• _The input_:
>>>>
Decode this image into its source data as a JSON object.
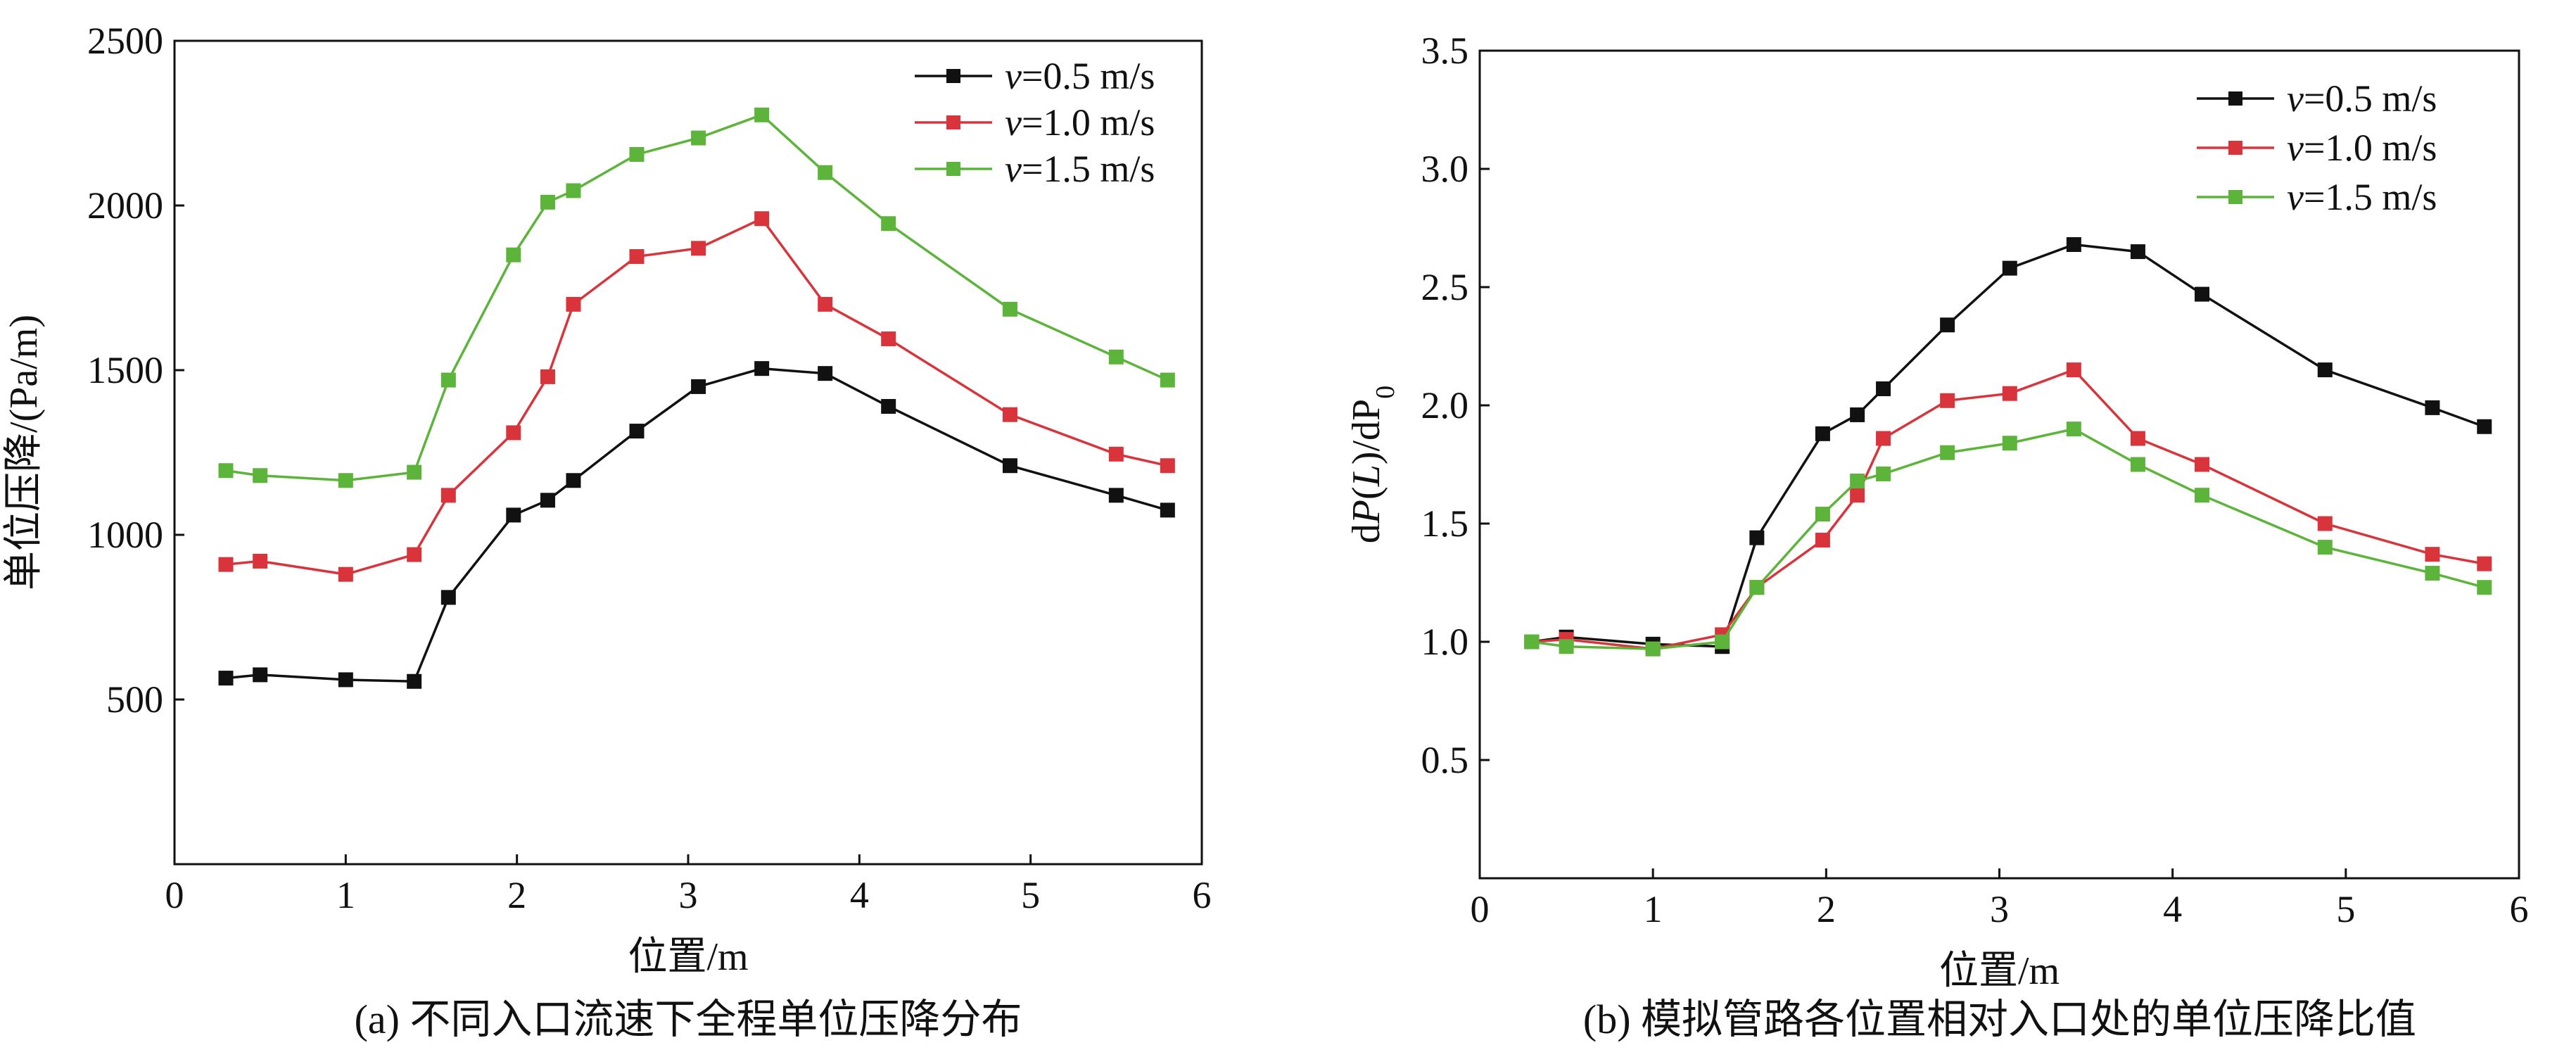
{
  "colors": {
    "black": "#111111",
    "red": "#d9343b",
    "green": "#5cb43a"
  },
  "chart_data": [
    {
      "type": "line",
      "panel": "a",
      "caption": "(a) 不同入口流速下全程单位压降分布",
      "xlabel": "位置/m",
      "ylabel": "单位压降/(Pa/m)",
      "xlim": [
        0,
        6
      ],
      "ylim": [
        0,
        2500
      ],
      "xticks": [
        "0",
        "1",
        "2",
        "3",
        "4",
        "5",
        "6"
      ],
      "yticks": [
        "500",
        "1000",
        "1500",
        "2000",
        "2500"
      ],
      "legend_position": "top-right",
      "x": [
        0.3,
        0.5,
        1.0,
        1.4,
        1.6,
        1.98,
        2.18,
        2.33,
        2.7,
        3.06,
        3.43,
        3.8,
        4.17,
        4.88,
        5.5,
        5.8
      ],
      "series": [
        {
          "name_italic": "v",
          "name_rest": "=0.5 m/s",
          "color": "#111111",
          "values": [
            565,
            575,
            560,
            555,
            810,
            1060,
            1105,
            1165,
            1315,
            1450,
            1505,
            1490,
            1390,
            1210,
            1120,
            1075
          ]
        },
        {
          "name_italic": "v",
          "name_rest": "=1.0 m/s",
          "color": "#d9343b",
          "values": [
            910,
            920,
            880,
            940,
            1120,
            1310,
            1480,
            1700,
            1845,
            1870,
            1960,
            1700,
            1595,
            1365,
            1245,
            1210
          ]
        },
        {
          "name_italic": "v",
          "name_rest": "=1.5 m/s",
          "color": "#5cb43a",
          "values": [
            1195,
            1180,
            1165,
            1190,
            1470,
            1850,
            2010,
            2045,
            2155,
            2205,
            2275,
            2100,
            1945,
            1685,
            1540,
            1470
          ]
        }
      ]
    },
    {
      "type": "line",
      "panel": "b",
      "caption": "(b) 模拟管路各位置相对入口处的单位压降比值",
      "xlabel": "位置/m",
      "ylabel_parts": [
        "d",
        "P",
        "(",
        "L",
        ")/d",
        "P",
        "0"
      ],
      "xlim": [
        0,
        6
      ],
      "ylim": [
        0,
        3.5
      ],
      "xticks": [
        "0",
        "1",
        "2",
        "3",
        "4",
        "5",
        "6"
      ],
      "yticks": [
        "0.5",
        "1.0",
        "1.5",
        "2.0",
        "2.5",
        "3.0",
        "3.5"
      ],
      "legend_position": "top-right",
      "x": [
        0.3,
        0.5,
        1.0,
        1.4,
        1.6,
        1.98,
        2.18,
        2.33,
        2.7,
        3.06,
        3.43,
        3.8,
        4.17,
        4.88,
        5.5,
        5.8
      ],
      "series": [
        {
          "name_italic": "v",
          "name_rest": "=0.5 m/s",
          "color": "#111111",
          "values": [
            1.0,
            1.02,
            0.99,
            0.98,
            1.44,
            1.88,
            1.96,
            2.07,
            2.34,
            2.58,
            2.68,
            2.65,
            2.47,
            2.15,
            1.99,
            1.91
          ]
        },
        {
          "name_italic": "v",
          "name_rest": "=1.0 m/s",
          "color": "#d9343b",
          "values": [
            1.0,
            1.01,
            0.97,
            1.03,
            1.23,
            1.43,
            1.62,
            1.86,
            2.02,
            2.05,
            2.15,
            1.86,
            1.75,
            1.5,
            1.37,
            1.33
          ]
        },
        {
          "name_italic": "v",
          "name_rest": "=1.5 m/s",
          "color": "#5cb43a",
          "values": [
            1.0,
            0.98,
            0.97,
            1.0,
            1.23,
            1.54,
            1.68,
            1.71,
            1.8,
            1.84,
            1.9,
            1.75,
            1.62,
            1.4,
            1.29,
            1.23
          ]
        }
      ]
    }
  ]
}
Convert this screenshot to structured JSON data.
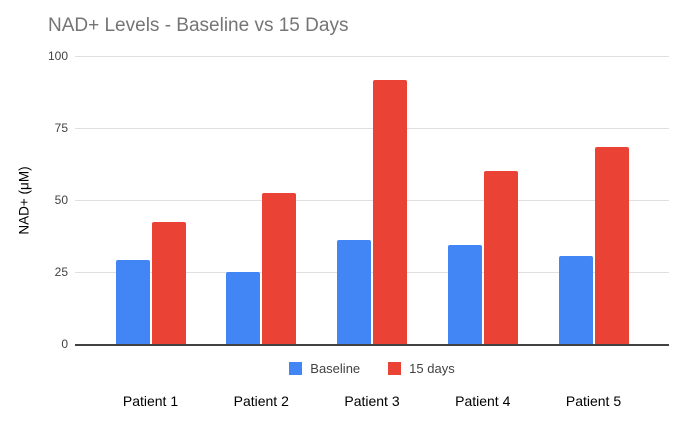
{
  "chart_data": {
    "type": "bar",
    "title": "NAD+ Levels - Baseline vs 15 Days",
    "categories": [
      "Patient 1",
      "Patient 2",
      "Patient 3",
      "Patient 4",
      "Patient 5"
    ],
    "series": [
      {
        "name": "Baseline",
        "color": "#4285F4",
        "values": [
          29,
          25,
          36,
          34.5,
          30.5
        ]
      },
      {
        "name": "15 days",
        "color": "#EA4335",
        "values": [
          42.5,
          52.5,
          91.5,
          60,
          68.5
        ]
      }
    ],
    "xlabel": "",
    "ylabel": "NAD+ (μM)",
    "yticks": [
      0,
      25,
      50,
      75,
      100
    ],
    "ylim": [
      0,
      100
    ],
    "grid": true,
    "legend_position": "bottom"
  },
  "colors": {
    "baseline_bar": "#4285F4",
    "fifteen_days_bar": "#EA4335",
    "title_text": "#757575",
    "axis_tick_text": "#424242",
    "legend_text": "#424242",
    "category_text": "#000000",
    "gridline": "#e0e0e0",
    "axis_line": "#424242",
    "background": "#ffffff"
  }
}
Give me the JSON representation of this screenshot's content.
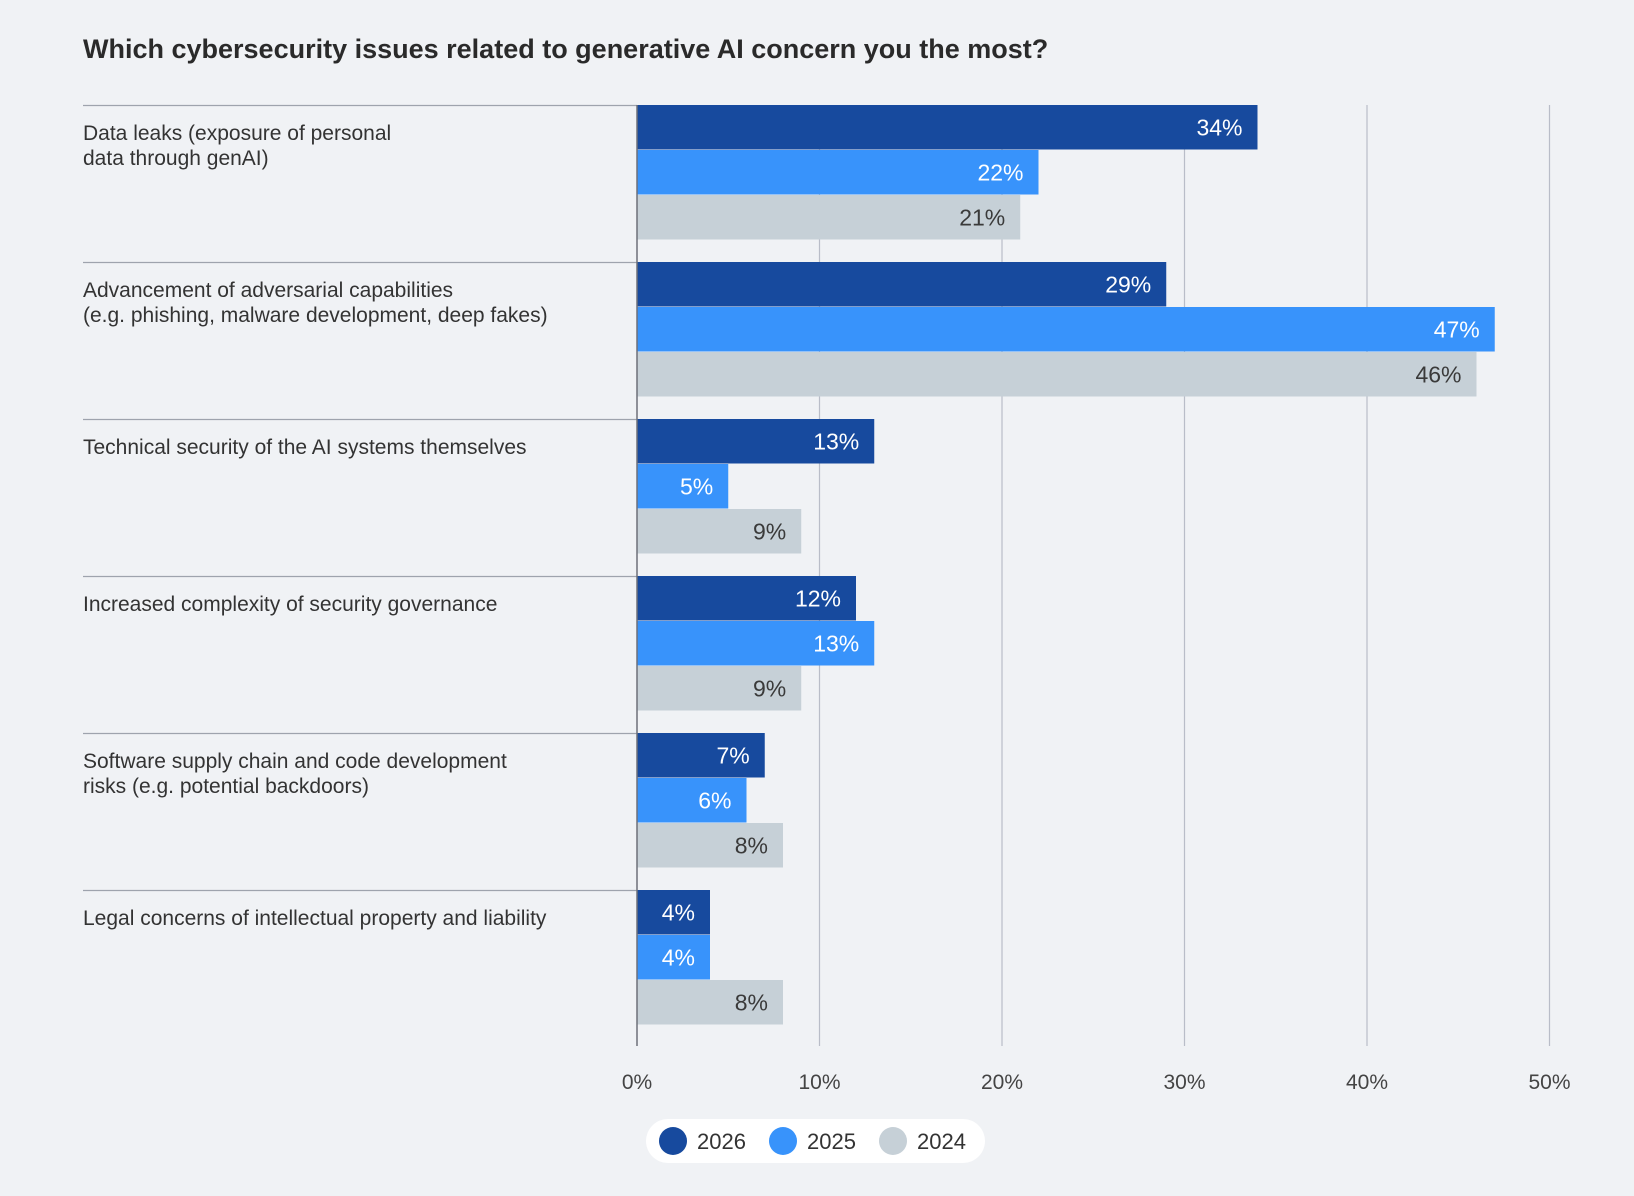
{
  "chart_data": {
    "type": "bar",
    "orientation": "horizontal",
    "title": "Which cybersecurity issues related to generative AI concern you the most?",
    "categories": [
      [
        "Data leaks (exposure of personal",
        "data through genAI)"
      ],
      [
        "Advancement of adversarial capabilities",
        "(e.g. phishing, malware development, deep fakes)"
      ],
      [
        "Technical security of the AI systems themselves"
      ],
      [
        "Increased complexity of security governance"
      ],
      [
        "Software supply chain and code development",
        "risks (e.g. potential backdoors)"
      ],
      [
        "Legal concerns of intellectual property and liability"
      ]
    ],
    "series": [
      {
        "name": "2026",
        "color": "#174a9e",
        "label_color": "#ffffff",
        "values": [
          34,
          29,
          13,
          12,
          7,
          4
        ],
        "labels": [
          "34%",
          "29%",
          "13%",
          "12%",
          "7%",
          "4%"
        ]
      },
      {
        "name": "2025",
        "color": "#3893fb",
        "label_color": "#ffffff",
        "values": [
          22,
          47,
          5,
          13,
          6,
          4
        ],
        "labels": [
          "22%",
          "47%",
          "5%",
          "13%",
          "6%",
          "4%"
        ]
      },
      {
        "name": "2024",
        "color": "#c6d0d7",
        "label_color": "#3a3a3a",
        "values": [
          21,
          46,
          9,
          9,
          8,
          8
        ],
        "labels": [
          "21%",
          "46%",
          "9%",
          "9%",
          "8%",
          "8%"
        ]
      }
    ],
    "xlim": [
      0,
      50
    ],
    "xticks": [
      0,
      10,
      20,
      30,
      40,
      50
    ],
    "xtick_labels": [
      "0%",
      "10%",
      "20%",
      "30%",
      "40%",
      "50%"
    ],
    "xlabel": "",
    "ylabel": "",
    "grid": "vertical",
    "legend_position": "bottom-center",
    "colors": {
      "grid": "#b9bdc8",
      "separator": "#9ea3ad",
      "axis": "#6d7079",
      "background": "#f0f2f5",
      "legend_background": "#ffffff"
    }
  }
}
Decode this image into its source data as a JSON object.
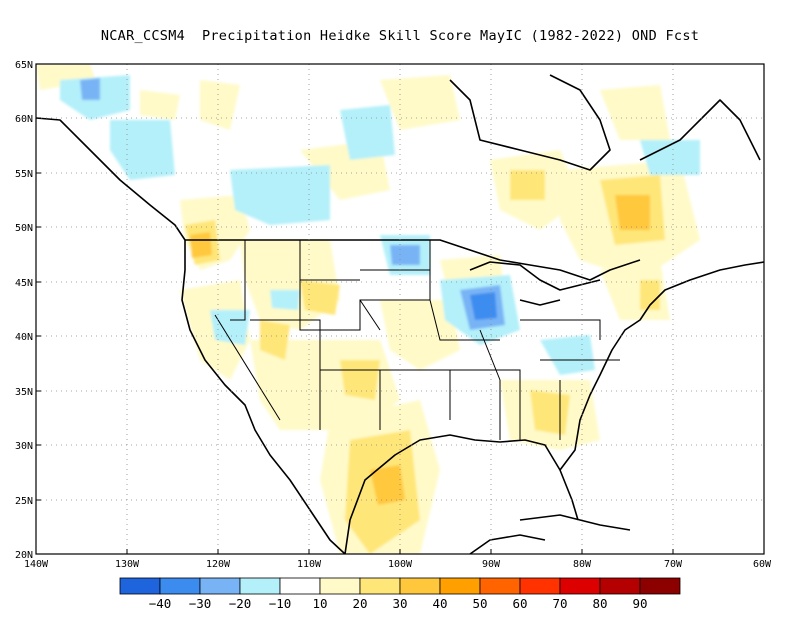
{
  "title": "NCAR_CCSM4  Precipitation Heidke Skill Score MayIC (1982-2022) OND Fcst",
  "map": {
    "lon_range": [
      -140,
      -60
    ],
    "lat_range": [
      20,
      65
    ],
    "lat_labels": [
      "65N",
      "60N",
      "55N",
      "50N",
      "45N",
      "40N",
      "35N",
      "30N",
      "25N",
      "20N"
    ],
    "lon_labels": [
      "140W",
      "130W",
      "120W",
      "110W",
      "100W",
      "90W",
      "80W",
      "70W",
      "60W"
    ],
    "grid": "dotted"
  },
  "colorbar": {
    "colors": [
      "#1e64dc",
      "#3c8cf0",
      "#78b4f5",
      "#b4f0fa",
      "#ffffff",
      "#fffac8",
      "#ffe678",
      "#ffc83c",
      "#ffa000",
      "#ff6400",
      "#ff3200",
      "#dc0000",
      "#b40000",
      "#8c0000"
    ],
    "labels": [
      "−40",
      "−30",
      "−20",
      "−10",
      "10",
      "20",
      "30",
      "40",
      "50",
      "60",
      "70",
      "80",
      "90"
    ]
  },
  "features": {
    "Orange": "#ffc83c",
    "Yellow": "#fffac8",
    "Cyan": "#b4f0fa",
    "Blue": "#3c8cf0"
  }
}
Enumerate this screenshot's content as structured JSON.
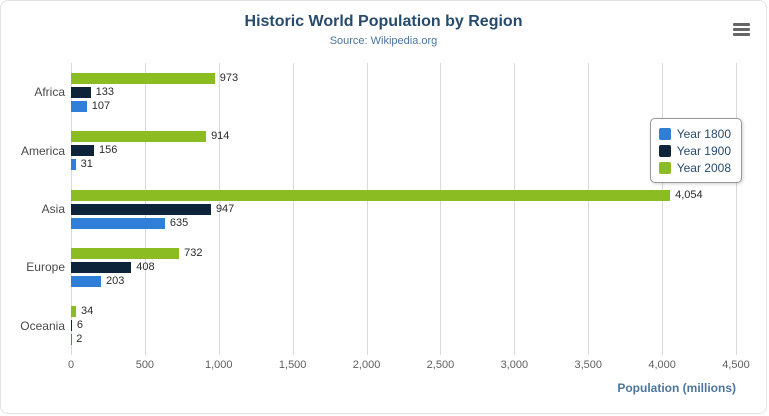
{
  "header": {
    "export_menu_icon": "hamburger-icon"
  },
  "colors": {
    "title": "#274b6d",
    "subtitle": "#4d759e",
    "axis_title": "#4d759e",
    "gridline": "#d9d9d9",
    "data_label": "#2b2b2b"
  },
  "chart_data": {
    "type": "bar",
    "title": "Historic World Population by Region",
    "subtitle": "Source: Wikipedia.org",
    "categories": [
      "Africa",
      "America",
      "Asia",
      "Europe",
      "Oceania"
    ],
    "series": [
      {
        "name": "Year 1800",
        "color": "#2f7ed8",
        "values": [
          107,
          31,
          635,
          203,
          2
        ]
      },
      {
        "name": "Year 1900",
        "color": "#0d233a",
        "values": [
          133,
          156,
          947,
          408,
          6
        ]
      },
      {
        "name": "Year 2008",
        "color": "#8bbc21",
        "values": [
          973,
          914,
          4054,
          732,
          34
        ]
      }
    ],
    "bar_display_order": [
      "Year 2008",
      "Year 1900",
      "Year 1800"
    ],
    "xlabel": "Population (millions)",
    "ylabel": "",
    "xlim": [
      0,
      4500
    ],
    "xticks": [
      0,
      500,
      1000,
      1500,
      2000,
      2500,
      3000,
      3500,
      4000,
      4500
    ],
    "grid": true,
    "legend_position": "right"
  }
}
<<<<
• _Description of the task_: Show all lines from the listing above in which "structured" appears.

• _Complete answer_:
Convert this screenshot to structured JSON data.
Enumerate this screenshot's content as structured JSON.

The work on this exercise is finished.